**Set exercise**
Where the data below has the string "チャット日", return the whole line.

* start *

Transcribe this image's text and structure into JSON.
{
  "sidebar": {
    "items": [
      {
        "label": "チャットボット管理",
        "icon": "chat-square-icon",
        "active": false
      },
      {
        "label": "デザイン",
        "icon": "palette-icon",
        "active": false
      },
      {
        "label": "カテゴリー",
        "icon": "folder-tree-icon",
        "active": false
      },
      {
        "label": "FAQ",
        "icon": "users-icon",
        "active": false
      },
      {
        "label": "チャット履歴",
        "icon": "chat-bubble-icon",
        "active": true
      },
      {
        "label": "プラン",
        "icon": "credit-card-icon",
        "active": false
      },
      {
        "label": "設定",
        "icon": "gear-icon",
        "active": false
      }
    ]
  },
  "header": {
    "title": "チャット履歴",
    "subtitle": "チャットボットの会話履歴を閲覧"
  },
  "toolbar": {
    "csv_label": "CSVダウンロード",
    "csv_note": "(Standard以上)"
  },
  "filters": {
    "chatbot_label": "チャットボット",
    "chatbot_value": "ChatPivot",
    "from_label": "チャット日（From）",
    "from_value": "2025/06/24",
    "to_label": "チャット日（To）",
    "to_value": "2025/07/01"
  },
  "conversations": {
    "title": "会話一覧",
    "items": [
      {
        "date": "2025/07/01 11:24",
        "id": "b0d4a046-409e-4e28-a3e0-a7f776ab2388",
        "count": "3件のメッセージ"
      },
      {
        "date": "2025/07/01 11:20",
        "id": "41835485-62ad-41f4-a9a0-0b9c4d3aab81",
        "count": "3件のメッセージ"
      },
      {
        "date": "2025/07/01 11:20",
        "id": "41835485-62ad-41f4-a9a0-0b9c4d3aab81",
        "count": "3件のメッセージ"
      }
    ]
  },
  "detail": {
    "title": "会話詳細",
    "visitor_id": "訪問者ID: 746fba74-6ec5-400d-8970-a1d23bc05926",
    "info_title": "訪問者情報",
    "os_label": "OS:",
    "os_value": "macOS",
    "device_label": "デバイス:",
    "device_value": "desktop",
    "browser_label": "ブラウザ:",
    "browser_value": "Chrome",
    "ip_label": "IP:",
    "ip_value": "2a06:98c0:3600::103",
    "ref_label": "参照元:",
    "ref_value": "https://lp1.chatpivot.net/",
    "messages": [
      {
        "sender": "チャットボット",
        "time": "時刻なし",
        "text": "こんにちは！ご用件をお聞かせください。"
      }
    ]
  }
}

* end *

**Answer for this exercise**
    "from_label": "チャット日（From）",
    "to_label": "チャット日（To）",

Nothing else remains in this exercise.